— Begin —
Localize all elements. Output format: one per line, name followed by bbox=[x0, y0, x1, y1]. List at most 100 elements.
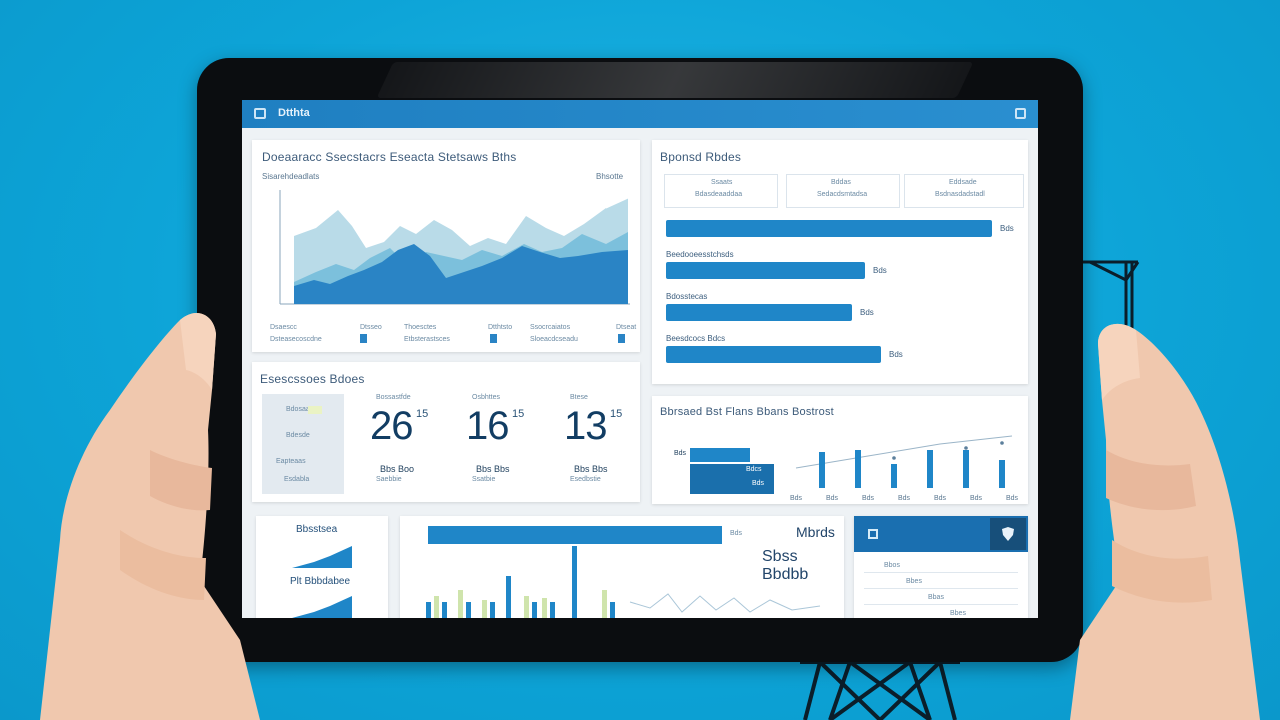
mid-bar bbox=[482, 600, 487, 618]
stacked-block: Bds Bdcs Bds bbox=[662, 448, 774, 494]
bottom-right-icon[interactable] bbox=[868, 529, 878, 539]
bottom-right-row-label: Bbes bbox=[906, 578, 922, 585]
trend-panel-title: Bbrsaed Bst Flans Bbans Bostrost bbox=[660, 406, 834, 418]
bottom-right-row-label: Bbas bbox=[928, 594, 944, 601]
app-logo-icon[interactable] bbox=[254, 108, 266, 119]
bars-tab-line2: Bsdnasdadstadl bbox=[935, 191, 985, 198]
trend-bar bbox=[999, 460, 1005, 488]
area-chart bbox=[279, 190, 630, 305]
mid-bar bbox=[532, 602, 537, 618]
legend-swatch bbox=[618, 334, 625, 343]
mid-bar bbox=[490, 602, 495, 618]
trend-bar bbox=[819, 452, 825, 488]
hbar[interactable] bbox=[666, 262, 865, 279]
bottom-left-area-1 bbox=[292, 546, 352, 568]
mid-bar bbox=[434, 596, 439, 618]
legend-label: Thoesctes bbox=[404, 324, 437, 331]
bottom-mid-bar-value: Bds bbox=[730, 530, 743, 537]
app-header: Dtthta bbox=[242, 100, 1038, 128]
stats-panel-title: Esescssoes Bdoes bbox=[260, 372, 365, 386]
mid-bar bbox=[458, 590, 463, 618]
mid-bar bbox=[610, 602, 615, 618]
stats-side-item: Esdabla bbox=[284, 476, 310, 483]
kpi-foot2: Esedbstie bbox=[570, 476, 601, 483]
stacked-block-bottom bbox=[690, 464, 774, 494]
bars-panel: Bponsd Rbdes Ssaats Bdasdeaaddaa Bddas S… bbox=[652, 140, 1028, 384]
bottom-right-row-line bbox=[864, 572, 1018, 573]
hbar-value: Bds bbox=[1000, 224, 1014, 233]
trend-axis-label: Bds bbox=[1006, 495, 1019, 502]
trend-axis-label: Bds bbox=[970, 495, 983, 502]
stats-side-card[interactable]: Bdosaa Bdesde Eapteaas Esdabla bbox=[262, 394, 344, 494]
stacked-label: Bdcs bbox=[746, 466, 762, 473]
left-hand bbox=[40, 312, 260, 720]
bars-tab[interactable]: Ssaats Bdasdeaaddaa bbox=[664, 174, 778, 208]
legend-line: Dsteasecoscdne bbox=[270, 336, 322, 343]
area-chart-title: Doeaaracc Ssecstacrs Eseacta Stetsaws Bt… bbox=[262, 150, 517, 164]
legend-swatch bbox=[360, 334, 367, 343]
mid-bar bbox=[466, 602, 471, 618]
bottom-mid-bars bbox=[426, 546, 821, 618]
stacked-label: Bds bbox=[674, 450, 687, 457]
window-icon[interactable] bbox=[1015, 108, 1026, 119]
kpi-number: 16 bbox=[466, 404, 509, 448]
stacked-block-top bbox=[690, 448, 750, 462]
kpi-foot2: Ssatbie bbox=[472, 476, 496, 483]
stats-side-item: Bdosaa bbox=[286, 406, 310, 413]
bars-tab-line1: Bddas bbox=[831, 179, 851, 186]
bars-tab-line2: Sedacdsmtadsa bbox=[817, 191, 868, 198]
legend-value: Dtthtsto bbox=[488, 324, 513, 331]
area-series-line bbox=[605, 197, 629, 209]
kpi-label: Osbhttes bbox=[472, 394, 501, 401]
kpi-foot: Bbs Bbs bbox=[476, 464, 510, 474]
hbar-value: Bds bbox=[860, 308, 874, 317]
— End —
> _Written request_:
Copy the rows in the stretch from the one containing "mid-bar bbox=[482, 600, 487, 618]" through the one containing "hbar[interactable] bbox=[666, 262, 865, 279]", changing every "trend-bar" to "trend-column" and leaving all else as it is.

> _Exercise answer_:
mid-bar bbox=[482, 600, 487, 618]
stacked-block: Bds Bdcs Bds bbox=[662, 448, 774, 494]
bottom-right-icon[interactable] bbox=[868, 529, 878, 539]
bottom-right-row-label: Bbes bbox=[906, 578, 922, 585]
trend-panel-title: Bbrsaed Bst Flans Bbans Bostrost bbox=[660, 406, 834, 418]
bottom-right-row-label: Bbas bbox=[928, 594, 944, 601]
app-logo-icon[interactable] bbox=[254, 108, 266, 119]
bars-tab-line2: Bsdnasdadstadl bbox=[935, 191, 985, 198]
trend-column bbox=[999, 460, 1005, 488]
area-chart bbox=[279, 190, 630, 305]
mid-bar bbox=[532, 602, 537, 618]
legend-swatch bbox=[618, 334, 625, 343]
mid-bar bbox=[490, 602, 495, 618]
trend-column bbox=[819, 452, 825, 488]
hbar[interactable] bbox=[666, 262, 865, 279]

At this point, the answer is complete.